Walker v. Mulvean, 76 Ill. 18 (1875)

Jan. 1875 · Illinois Supreme Court
76 Ill. 18

Thomas W. Walker et al. v. Jane S. Mulvean et al.

Estoppel—as a release of errors. Where minor heirs, whose lands were sold on partition, after coming of age, with full knowledge of the facts, received their just proportion of the proceeds of the sale when collected, it was held, that they were estopped from asserting title to the lands so sold, and from denying the validity of the sale upon any ground, either as to the jurisdiction of the court to pronounce the decree, or for any irregularity that intervened, and that they were properly restrained from proceeding to assert title.

Writ of Error to the Circuit Court of Clark county; the Hon. Hiram B. Decius, Judge, presiding.

Mr. J. P. Barlow, and Mr. S. S, Whitehead, for the plaintiffs in error.

Mr. J. C. Allen, for the defendants in error.

Mr. Justice Scott

delivered the opinion of the Court:

This bill was to quiet title, and for relief. The title to the land in controvérsy was in James C. Walker at the time of his death. In 1858, his widow, Mary A. Walker, and George C. Walker, filed a petition for partition of the lands belonging to the estate, making the other heirs defendants. Commissioners appointed by the court to make partition, reported the tract of land consisting of 110 acres was not susceptible of division without injury to the rights of the parties interested. Thereupon the court decreed a sale of the premises in accordance with the provisions of the statute. At the special master’s sale, Sutherland became the purchaser for $2400, to secure which he executed his promissory notes with personal security, together with a mortgage on the premises. The right land was in fact sold, but in taking the mortgage an error intervened, occasioned by the mistake of the master. *19The description given located the land in a quarter section where the intestate owned no land.

**Data entries**

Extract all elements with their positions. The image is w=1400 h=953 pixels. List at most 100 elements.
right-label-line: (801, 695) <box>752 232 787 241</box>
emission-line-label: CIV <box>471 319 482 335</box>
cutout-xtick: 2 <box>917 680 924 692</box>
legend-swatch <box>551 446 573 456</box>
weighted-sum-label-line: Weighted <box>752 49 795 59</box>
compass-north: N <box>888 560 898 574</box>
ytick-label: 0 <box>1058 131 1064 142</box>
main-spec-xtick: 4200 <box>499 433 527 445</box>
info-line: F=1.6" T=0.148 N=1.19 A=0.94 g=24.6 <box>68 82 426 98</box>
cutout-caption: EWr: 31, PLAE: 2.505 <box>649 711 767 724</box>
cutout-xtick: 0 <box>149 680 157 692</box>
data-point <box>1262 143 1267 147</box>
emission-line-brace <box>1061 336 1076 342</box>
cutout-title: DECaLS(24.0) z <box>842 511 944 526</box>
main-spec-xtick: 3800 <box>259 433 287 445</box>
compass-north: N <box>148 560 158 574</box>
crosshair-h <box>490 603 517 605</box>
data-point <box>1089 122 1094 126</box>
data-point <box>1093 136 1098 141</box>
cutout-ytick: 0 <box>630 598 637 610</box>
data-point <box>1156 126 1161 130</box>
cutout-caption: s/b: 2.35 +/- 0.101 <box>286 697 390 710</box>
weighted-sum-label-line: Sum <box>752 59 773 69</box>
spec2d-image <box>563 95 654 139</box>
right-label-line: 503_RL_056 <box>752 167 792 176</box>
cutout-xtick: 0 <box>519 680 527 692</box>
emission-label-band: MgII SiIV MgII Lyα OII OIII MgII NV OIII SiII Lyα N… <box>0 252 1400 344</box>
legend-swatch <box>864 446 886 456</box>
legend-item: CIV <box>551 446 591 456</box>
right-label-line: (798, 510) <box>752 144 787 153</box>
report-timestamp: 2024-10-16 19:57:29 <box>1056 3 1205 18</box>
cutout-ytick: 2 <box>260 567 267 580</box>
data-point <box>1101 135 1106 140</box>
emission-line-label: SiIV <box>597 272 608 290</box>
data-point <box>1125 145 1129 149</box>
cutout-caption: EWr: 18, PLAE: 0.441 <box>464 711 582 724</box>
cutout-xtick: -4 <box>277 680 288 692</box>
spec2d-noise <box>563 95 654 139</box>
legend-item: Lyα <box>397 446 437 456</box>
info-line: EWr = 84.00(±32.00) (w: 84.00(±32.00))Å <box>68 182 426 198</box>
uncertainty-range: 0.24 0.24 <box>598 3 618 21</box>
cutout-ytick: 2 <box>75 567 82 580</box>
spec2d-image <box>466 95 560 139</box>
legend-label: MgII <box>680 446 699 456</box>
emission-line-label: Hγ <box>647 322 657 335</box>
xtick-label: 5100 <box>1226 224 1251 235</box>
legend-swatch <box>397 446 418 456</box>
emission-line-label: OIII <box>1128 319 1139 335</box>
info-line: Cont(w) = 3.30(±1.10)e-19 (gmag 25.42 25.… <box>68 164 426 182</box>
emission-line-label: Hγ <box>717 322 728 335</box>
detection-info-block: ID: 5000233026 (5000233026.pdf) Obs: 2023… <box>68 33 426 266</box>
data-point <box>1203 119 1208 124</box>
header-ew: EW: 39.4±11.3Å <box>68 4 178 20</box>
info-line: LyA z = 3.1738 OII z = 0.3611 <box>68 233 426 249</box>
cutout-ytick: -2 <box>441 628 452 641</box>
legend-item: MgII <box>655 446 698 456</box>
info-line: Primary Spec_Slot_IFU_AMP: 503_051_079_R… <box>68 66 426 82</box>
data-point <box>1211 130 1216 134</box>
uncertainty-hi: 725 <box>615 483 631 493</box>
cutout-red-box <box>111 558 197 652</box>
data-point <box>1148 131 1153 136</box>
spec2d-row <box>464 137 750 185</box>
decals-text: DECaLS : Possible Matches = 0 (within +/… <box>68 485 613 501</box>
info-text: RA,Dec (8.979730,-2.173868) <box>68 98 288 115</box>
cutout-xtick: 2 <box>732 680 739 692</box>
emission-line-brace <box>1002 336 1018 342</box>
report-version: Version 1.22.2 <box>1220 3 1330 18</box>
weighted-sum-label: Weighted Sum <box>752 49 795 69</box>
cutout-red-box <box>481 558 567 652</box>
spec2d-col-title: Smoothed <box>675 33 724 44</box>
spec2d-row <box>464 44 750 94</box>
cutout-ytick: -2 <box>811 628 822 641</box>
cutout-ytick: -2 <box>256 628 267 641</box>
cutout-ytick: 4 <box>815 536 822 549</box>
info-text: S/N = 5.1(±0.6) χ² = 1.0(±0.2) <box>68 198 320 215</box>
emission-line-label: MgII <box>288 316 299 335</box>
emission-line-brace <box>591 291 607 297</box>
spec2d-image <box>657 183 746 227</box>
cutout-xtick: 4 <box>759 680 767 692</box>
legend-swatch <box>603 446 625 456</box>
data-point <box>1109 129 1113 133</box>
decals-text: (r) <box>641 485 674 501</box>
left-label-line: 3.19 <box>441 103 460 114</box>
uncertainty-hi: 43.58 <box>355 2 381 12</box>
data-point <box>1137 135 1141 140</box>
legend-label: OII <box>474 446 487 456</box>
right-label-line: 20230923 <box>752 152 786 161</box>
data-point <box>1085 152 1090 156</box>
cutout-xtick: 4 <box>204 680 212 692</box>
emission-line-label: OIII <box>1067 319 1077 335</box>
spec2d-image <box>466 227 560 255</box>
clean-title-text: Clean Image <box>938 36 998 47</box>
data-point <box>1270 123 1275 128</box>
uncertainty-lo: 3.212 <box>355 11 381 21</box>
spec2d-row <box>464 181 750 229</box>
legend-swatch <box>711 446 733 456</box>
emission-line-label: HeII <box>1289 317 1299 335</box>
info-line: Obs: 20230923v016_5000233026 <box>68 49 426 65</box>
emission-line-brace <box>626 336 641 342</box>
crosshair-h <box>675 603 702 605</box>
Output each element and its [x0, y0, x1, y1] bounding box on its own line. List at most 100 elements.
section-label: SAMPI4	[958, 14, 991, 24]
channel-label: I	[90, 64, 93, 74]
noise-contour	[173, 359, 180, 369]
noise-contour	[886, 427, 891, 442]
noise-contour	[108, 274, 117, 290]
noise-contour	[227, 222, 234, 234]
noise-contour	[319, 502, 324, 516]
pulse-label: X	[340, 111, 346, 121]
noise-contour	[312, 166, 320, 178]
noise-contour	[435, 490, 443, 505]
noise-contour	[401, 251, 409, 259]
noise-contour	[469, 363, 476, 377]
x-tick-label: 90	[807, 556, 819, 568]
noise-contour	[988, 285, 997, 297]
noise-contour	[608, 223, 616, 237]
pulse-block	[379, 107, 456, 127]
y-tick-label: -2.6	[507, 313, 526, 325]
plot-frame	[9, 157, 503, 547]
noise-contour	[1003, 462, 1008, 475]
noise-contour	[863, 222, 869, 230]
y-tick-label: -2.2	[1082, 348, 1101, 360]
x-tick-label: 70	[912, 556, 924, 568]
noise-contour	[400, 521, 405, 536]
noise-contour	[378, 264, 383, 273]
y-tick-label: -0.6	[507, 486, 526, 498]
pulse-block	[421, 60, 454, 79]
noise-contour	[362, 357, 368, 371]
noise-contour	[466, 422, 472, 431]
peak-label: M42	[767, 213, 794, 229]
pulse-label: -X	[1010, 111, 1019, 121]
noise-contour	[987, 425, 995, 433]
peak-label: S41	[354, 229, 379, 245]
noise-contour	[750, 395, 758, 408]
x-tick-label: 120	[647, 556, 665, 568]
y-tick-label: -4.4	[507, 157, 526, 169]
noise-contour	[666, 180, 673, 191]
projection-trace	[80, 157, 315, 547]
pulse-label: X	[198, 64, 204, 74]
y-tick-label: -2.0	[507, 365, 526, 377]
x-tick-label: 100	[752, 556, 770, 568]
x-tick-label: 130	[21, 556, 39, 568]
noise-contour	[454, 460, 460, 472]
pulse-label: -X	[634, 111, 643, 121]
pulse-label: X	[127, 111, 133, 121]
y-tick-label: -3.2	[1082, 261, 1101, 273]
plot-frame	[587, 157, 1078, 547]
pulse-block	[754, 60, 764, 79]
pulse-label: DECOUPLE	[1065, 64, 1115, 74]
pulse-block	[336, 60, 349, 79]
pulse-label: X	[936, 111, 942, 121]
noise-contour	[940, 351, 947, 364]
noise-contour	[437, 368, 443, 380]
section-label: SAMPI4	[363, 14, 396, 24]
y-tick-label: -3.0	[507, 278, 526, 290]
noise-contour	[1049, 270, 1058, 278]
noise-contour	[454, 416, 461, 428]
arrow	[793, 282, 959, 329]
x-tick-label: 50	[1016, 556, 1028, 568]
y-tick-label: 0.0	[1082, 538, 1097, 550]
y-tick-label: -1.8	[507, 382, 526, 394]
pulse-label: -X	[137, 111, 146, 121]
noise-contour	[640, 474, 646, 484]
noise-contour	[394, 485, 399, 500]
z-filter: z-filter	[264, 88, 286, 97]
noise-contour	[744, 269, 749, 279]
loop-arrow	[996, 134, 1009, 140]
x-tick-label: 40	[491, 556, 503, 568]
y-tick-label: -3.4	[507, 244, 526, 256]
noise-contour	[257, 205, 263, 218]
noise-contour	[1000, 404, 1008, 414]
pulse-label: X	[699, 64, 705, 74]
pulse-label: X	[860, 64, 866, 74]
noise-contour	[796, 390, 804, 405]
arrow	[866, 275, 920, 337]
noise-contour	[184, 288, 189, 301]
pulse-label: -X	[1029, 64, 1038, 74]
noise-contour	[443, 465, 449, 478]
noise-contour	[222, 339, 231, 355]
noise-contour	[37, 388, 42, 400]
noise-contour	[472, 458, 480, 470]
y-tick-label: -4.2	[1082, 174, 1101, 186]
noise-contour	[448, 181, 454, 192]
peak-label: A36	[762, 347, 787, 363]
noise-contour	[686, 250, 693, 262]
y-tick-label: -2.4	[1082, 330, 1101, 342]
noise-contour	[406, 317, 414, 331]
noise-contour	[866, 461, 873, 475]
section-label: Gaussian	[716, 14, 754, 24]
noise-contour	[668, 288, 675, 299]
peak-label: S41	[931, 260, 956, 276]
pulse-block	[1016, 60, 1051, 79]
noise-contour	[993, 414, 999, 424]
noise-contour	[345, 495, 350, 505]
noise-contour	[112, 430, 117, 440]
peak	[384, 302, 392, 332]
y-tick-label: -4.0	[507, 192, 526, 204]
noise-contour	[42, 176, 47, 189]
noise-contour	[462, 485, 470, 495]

**Objectives**
1 - Reproduce the Walker v. Mulvean opinion between "Walker v. Mulvean, 76" and "plaintiffs in error.", inclusive.
2 - Carry on the Walker v. Mulvean opinion from the point where it stops.

**Responses**
1 -
Walker v. Mulvean, 76 Ill. 18 (1875)

Jan. 1875 · Illinois Supreme Court
76 Ill. 18

Thomas W. Walker et al. v. Jane S. Mulvean et al.

Estoppel—as a release of errors. Where minor heirs, whose lands were sold on partition, after coming of age, with full knowledge of the facts, received their just proportion of the proceeds of the sale when collected, it was held, that they were estopped from asserting title to the lands so sold, and from denying the validity of the sale upon any ground, either as to the jurisdiction of the court to pronounce the decree, or for any irregularity that intervened, and that they were properly restrained from proceeding to assert title.

Writ of Error to the Circuit Court of Clark county; the Hon. Hiram B. Decius, Judge, presiding.

Mr. J. P. Barlow, and Mr. S. S, Whitehead, for the plaintiffs in error.

2 -
Sutherland having failed to make his payments as they became due, the mortgage was regularly foreclosed. At the sale under the decree of foreclosure, Mrs. Walker became the purchaser of the entire tract of land, at $1200. Afterwards she assigned the certificate of purchase to Andrew Mulvean, since deceased, in consideration he would pay the debts of her deceased husband, $525.62, make her a deed for a certain forty acres of land valued at $400, and to her children a deed for eighty acres, valued at $600. Sutherland having failed to redeem the land within the time limited by the statute, the master conveyed it to Mulvean. Throughout all the subsequent proceedings and conveyances, the land was described by the erroneous description contained in the mortgage. But Mulvean, upon the completion of his purchase, entered into possession of the right land, continued to occupy it up to his death, and since that time his heirs, the complainants, have held it, paying all taxes and treating it as their own property.

A writ of error was sued out in the original partition suit, to the June term, 1868, of this court. The errors having been confessed, the decree was reversed and the cause remanded. The heirs at law of James C. Walker had commenced further proceedings to. partition the lands in controversy when this bill was filed by the heirs at law of Andrew. Mulvean to restrain the further prosecution of the suit, and to have correeted the error in the description of the land which runs through their ancestor’s evidences of title from the Sutherland mortgage. The court decreed relief as against all the heirs of James C. Walker, except John A. Walker. Only two of the heirs, however, have joined in this writ of error.

Numerous objections have been taken to the validity of the proceedings under which Andrew Mulvean derived his title to the land, but we do not deem it necessary to discuss them. In the view we have taken, plaintiffs in error are estopped to deny the validity of the sale upon any ground, either as to *20the jurisdiction of the court to pronounce the decree, or for any irregularity that intervened.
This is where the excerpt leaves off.